DATASET CONTENT:
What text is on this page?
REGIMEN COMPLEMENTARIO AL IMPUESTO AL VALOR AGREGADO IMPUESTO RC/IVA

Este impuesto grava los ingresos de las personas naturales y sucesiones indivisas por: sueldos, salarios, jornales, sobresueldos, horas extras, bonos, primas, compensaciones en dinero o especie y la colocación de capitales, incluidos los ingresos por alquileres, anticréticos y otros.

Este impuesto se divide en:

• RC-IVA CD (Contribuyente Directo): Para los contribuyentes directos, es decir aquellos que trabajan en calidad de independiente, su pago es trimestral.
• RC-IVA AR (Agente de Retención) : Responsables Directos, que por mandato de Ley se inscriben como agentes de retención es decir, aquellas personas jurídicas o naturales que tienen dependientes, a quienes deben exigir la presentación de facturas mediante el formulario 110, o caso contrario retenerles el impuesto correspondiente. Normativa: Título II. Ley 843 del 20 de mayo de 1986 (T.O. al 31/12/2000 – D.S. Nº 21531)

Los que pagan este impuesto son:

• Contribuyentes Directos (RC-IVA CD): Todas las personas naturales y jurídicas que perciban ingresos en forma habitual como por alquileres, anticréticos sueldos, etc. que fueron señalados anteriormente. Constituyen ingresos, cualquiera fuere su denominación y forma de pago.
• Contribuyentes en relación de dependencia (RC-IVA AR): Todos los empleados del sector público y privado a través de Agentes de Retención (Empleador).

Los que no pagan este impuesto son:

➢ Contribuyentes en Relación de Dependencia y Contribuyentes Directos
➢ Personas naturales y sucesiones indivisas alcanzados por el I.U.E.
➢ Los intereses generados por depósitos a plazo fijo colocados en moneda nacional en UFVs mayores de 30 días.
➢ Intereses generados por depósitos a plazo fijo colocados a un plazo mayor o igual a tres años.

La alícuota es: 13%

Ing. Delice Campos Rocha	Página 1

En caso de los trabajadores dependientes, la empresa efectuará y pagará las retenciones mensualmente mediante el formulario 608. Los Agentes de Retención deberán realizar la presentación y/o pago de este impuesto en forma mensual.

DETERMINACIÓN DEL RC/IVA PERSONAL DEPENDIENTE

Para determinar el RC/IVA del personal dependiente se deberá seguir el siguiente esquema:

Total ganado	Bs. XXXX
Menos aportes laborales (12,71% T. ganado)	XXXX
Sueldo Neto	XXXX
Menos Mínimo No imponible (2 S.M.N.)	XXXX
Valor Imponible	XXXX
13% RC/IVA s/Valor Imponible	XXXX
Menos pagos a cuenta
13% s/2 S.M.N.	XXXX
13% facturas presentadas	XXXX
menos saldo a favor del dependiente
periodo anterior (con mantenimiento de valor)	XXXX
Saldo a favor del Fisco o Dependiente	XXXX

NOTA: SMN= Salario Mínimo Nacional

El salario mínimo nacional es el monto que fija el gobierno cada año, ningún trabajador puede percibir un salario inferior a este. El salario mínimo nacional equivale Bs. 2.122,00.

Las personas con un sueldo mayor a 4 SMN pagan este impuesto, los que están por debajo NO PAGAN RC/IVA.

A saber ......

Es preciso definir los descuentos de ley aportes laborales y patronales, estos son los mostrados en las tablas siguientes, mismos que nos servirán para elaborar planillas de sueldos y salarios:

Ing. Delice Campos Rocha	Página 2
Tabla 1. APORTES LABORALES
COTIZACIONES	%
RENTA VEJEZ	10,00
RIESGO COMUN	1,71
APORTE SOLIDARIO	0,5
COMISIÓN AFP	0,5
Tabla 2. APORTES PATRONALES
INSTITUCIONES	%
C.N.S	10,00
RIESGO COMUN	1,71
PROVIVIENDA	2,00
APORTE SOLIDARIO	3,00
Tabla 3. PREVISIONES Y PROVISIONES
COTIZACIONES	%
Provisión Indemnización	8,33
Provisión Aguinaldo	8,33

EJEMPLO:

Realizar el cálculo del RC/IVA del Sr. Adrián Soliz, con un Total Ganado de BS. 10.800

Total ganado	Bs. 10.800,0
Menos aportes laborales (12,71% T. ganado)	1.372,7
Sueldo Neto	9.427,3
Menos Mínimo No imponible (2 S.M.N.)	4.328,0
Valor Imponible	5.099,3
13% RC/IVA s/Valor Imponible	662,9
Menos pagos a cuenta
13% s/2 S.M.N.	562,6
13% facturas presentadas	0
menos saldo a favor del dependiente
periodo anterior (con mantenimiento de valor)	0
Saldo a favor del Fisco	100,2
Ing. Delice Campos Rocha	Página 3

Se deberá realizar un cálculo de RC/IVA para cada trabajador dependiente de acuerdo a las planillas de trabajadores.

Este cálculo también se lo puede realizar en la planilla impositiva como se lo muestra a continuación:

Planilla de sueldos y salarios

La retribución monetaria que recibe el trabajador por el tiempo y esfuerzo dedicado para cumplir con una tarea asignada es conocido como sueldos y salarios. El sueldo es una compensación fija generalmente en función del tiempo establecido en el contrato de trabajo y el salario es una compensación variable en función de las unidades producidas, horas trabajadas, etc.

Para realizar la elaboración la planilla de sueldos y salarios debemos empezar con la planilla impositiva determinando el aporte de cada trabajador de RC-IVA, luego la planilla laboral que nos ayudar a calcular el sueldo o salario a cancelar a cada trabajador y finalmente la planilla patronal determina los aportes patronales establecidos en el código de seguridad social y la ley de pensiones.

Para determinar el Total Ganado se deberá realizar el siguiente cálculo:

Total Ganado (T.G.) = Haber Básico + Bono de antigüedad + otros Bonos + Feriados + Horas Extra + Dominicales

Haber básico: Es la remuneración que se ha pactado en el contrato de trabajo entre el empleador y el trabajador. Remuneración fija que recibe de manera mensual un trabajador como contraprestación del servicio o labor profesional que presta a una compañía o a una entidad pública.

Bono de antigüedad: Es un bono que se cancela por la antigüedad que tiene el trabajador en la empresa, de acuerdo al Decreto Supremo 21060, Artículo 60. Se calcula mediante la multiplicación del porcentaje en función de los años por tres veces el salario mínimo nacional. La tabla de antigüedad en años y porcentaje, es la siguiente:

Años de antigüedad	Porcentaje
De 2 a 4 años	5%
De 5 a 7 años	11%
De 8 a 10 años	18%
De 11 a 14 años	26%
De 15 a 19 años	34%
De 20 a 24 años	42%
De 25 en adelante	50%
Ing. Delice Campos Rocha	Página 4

TASK BRIEF:
Restate each entry exactly, skipping none.

REPLY:
What text is on this page?
REGIMEN COMPLEMENTARIO AL IMPUESTO AL VALOR AGREGADO IMPUESTO RC/IVA

Este impuesto grava los ingresos de las personas naturales y sucesiones indivisas por: sueldos, salarios, jornales, sobresueldos, horas extras, bonos, primas, compensaciones en dinero o especie y la colocación de capitales, incluidos los ingresos por alquileres, anticréticos y otros.

Este impuesto se divide en:

• RC-IVA CD (Contribuyente Directo): Para los contribuyentes directos, es decir aquellos que trabajan en calidad de independiente, su pago es trimestral.
• RC-IVA AR (Agente de Retención) : Responsables Directos, que por mandato de Ley se inscriben como agentes de retención es decir, aquellas personas jurídicas o naturales que tienen dependientes, a quienes deben exigir la presentación de facturas mediante el formulario 110, o caso contrario retenerles el impuesto correspondiente. Normativa: Título II. Ley 843 del 20 de mayo de 1986 (T.O. al 31/12/2000 – D.S. Nº 21531)

Los que pagan este impuesto son:

• Contribuyentes Directos (RC-IVA CD): Todas las personas naturales y jurídicas que perciban ingresos en forma habitual como por alquileres, anticréticos sueldos, etc. que fueron señalados anteriormente. Constituyen ingresos, cualquiera fuere su denominación y forma de pago.
• Contribuyentes en relación de dependencia (RC-IVA AR): Todos los empleados del sector público y privado a través de Agentes de Retención (Empleador).

Los que no pagan este impuesto son:

➢ Contribuyentes en Relación de Dependencia y Contribuyentes Directos
➢ Personas naturales y sucesiones indivisas alcanzados por el I.U.E.
➢ Los intereses generados por depósitos a plazo fijo colocados en moneda nacional en UFVs mayores de 30 días.
➢ Intereses generados por depósitos a plazo fijo colocados a un plazo mayor o igual a tres años.

La alícuota es: 13%

Ing. Delice Campos Rocha	Página 1

En caso de los trabajadores dependientes, la empresa efectuará y pagará las retenciones mensualmente mediante el formulario 608. Los Agentes de Retención deberán realizar la presentación y/o pago de este impuesto en forma mensual.

DETERMINACIÓN DEL RC/IVA PERSONAL DEPENDIENTE

Para determinar el RC/IVA del personal dependiente se deberá seguir el siguiente esquema:

Total ganado	Bs. XXXX
Menos aportes laborales (12,71% T. ganado)	XXXX
Sueldo Neto	XXXX
Menos Mínimo No imponible (2 S.M.N.)	XXXX
Valor Imponible	XXXX
13% RC/IVA s/Valor Imponible	XXXX
Menos pagos a cuenta
13% s/2 S.M.N.	XXXX
13% facturas presentadas	XXXX
menos saldo a favor del dependiente
periodo anterior (con mantenimiento de valor)	XXXX
Saldo a favor del Fisco o Dependiente	XXXX

NOTA: SMN= Salario Mínimo Nacional

El salario mínimo nacional es el monto que fija el gobierno cada año, ningún trabajador puede percibir un salario inferior a este. El salario mínimo nacional equivale Bs. 2.122,00.

Las personas con un sueldo mayor a 4 SMN pagan este impuesto, los que están por debajo NO PAGAN RC/IVA.

A saber ......

Es preciso definir los descuentos de ley aportes laborales y patronales, estos son los mostrados en las tablas siguientes, mismos que nos servirán para elaborar planillas de sueldos y salarios:

Ing. Delice Campos Rocha	Página 2
Tabla 1. APORTES LABORALES
COTIZACIONES	%
RENTA VEJEZ	10,00
RIESGO COMUN	1,71
APORTE SOLIDARIO	0,5
COMISIÓN AFP	0,5
Tabla 2. APORTES PATRONALES
INSTITUCIONES	%
C.N.S	10,00
RIESGO COMUN	1,71
PROVIVIENDA	2,00
APORTE SOLIDARIO	3,00
Tabla 3. PREVISIONES Y PROVISIONES
COTIZACIONES	%
Provisión Indemnización	8,33
Provisión Aguinaldo	8,33

EJEMPLO:

Realizar el cálculo del RC/IVA del Sr. Adrián Soliz, con un Total Ganado de BS. 10.800

Total ganado	Bs. 10.800,0
Menos aportes laborales (12,71% T. ganado)	1.372,7
Sueldo Neto	9.427,3
Menos Mínimo No imponible (2 S.M.N.)	4.328,0
Valor Imponible	5.099,3
13% RC/IVA s/Valor Imponible	662,9
Menos pagos a cuenta
13% s/2 S.M.N.	562,6
13% facturas presentadas	0
menos saldo a favor del dependiente
periodo anterior (con mantenimiento de valor)	0
Saldo a favor del Fisco	100,2
Ing. Delice Campos Rocha	Página 3

Se deberá realizar un cálculo de RC/IVA para cada trabajador dependiente de acuerdo a las planillas de trabajadores.

Este cálculo también se lo puede realizar en la planilla impositiva como se lo muestra a continuación:

Planilla de sueldos y salarios

La retribución monetaria que recibe el trabajador por el tiempo y esfuerzo dedicado para cumplir con una tarea asignada es conocido como sueldos y salarios. El sueldo es una compensación fija generalmente en función del tiempo establecido en el contrato de trabajo y el salario es una compensación variable en función de las unidades producidas, horas trabajadas, etc.

Para realizar la elaboración la planilla de sueldos y salarios debemos empezar con la planilla impositiva determinando el aporte de cada trabajador de RC-IVA, luego la planilla laboral que nos ayudar a calcular el sueldo o salario a cancelar a cada trabajador y finalmente la planilla patronal determina los aportes patronales establecidos en el código de seguridad social y la ley de pensiones.

Para determinar el Total Ganado se deberá realizar el siguiente cálculo:

Total Ganado (T.G.) = Haber Básico + Bono de antigüedad + otros Bonos + Feriados + Horas Extra + Dominicales

Haber básico: Es la remuneración que se ha pactado en el contrato de trabajo entre el empleador y el trabajador. Remuneración fija que recibe de manera mensual un trabajador como contraprestación del servicio o labor profesional que presta a una compañía o a una entidad pública.

Bono de antigüedad: Es un bono que se cancela por la antigüedad que tiene el trabajador en la empresa, de acuerdo al Decreto Supremo 21060, Artículo 60. Se calcula mediante la multiplicación del porcentaje en función de los años por tres veces el salario mínimo nacional. La tabla de antigüedad en años y porcentaje, es la siguiente:

Años de antigüedad	Porcentaje
De 2 a 4 años	5%
De 5 a 7 años	11%
De 8 a 10 años	18%
De 11 a 14 años	26%
De 15 a 19 años	34%
De 20 a 24 años	42%
De 25 en adelante	50%
Ing. Delice Campos Rocha	Página 4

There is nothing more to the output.